- _EXCERPTED TEXT_

Abstract

In Social Divisions and Later Life: Difference, Diversity and Inequality, Chris Gilleard and Paul Higgs provide a broad, but succinct overview of theoretical understanding and contemporary issues related to how the field of gerontology conceptualizes divisions among older adults. Importantly, the focus is on “divisions,” not solely on disparities or inequities. Rather, Gilleard and Higgs underscore the importance of context in the degree to which difference is akin to unjust inequality rather than simply an expression of the diversity of human experiences. In doing so, Gilleard and Higgs do an impressive job of providing both historical and current lenses on these issues, as well as international comparisons, especially between Western Europe and North America.
The overall premise of the book is that, as life expectancy has increased around the globe, and living to older ages has become commonplace, later life itself has become more heterogeneous. Rather than a clear delineation between older adults and their younger counterparts, the more important differences to understand in relation to later life are now those that emerge between older adults, as opposed to those that emerge by age. Gilleard and Higgs (2020) summarize this concept this way: “Less a source than a site of division, later life has become a series of social locations where many of the social divisions of earlier in life are rearranged, redefined and recalibrated . . .” (p. 158). In addition to introductory and concluding paragraphs providing overviews of theoretical conceptions of social divisions and differences in later life, the book is organized into five substantive sections, each dealing with a different type of social division: social class, gender, race and ethnicity, disability, and intersectionality. Altogether, this relatively brief book provides an impressively comprehensive view of the main theoretical and substantive debates for each of these issues.

- _GIVEN TASK 1_
Answer these questions from the book review:
(a) Which two regions does the book especially compare?
(b) How many substantive sections is the book organized into?
(c) On what page of the book does the quoted passage about later life as "a site of division" appear?
- _GIVEN TASK 2_
List every type of social division that the book review says the book's substantive sections cover.
- _GIVEN TASK 3_
Resume the book review on social divisions in later life, starting right after its final sentence.

- _SUPPLIED DATA_
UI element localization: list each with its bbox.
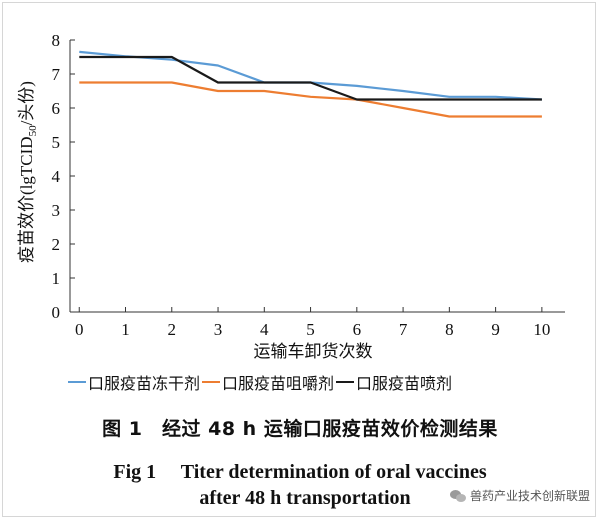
y-tick-label: 4 bbox=[52, 167, 61, 186]
series-line-2 bbox=[79, 55, 542, 101]
x-tick-label: 4 bbox=[260, 320, 269, 339]
y-tick-label: 2 bbox=[52, 235, 61, 254]
x-tick-label: 8 bbox=[445, 320, 454, 339]
legend-label-spray: 口服疫苗喷剂 bbox=[356, 374, 453, 393]
y-tick-label: 8 bbox=[52, 31, 61, 50]
legend-swatch-spray bbox=[336, 381, 355, 383]
chart-series bbox=[79, 50, 542, 118]
legend-label-lyophilized: 口服疫苗冻干剂 bbox=[88, 374, 201, 393]
x-axis-label: 运输车卸货次数 bbox=[254, 342, 373, 362]
legend-item-spray: 口服疫苗喷剂 bbox=[336, 370, 452, 394]
x-tick-label: 7 bbox=[399, 320, 408, 339]
legend-label-chewable: 口服疫苗咀嚼剂 bbox=[222, 374, 335, 393]
y-tick-label: 3 bbox=[52, 201, 61, 220]
figure-caption-en-line1: Fig 1 Titer determination of oral vaccin… bbox=[113, 461, 487, 483]
x-tick-label: 5 bbox=[306, 320, 315, 339]
x-tick-label: 1 bbox=[121, 320, 130, 339]
watermark-text: 兽药产业技术创新联盟 bbox=[469, 489, 590, 503]
legend-item-lyophilized: 口服疫苗冻干剂 bbox=[68, 370, 200, 394]
legend-item-chewable: 口服疫苗咀嚼剂 bbox=[202, 370, 334, 394]
wechat-icon bbox=[449, 489, 466, 503]
y-axis-label: 疫苗效价(lgTCID50/头份) bbox=[17, 81, 39, 263]
legend-swatch-lyophilized bbox=[68, 381, 86, 383]
y-tick-label: 6 bbox=[52, 99, 61, 118]
y-tick-label: 5 bbox=[52, 133, 61, 152]
series-line-1 bbox=[79, 81, 542, 118]
figure-frame bbox=[2, 2, 596, 517]
series-line-0 bbox=[79, 50, 542, 101]
x-tick-label: 6 bbox=[353, 320, 362, 339]
chart-axes: 0 1 2 3 4 5 6 7 8 0 1 2 3 4 5 6 7 8 9 10 bbox=[52, 31, 565, 339]
x-tick-label: 2 bbox=[168, 320, 177, 339]
y-tick-label: 7 bbox=[52, 65, 61, 84]
watermark: 兽药产业技术创新联盟 bbox=[449, 487, 590, 504]
figure-caption-cn: 图 1 经过 48 h 运输口服疫苗效价检测结果 bbox=[102, 418, 498, 440]
y-tick-label: 0 bbox=[52, 303, 61, 322]
legend-swatch-chewable bbox=[202, 381, 221, 383]
x-tick-label: 9 bbox=[491, 320, 500, 339]
y-tick-label: 1 bbox=[52, 269, 61, 288]
figure-caption-en-line2: after 48 h transportation bbox=[199, 487, 411, 509]
chart-legend: 口服疫苗冻干剂 口服疫苗咀嚼剂 口服疫苗喷剂 bbox=[68, 370, 588, 394]
x-tick-label: 3 bbox=[214, 320, 223, 339]
x-tick-label: 0 bbox=[75, 320, 84, 339]
x-tick-label: 10 bbox=[533, 320, 550, 339]
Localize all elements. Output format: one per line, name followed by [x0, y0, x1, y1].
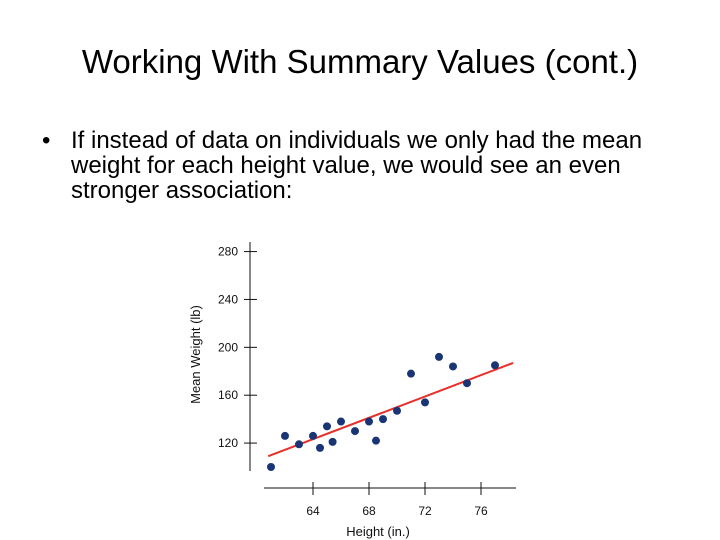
- y-tick-label: 160: [218, 388, 238, 402]
- bullet-text: If instead of data on individuals we onl…: [71, 127, 643, 205]
- data-point: [421, 398, 429, 407]
- slide-title: Working With Summary Values (cont.): [81, 43, 639, 80]
- x-tick-label: 76: [474, 504, 488, 518]
- data-point: [267, 463, 275, 472]
- data-point: [449, 362, 457, 371]
- data-point: [372, 436, 380, 445]
- data-point: [379, 415, 387, 424]
- y-tick-label: 120: [218, 436, 238, 450]
- chart-points-group: [267, 352, 499, 472]
- data-point: [435, 352, 443, 361]
- data-point: [309, 431, 317, 440]
- chart-fit-group: [267, 361, 514, 458]
- y-tick-label: 240: [218, 292, 238, 306]
- x-tick-label: 64: [306, 504, 320, 518]
- x-tick-label: 72: [418, 504, 432, 518]
- data-point: [351, 427, 359, 436]
- data-point: [328, 437, 337, 446]
- bullet-marker: •: [42, 127, 51, 154]
- chart-axes: [244, 242, 516, 495]
- data-point: [365, 417, 373, 426]
- y-tick-label: 200: [218, 340, 238, 354]
- data-point: [316, 443, 324, 452]
- chart-labels-group: 120 160 200 240 280 64 68 72 76 Height (in.) Mean …: [188, 245, 488, 539]
- data-point: [281, 431, 289, 440]
- y-tick-label: 280: [218, 245, 238, 259]
- y-axis-title: Mean Weight (lb): [188, 305, 203, 404]
- data-point: [407, 369, 415, 378]
- x-tick-label: 68: [362, 504, 376, 518]
- data-point: [295, 440, 303, 449]
- data-point: [491, 361, 499, 370]
- regression-line: [267, 361, 514, 458]
- bullet-item: • If instead of data on individuals we o…: [42, 128, 692, 204]
- data-point: [323, 422, 331, 431]
- data-point: [393, 406, 401, 415]
- data-point: [463, 379, 471, 388]
- data-point: [337, 417, 345, 426]
- x-axis-title: Height (in.): [346, 524, 410, 539]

- _WRITTEN REPLY 1_
(a) Western Europe and North America
(b) Five
(c) Page 158

- _WRITTEN REPLY 2_
- Social class
- Gender
- Race and ethnicity
- Disability
- Intersectionality

- _WRITTEN REPLY 3_
In their chapter on social class and inequality in later life, the authors describe foundational work from theorists like Marx, Weber, and Bourdieu on social class, as well as more contemporary theories of understanding class in later life. Those include cumulative (dis)advantage and cumulative inequality theories, in which earlier life experiences and opportunities lay the groundwork for later life access to resources and good health. Gilleard and Higgs also take up the gradational versus relational debate about how best to measure social class and the debate between “age-as-leveler” versus “age-as-accelerator” for diminishing versus widening inequities in later life. They describe potential advantages and shortcomings of each of these philosophical approaches, but stop short of providing one conclusive answer for how to address questions of resource allocation among older adults, instead stressing the importance of methodological and theoretical rigor for whatever research question is posed.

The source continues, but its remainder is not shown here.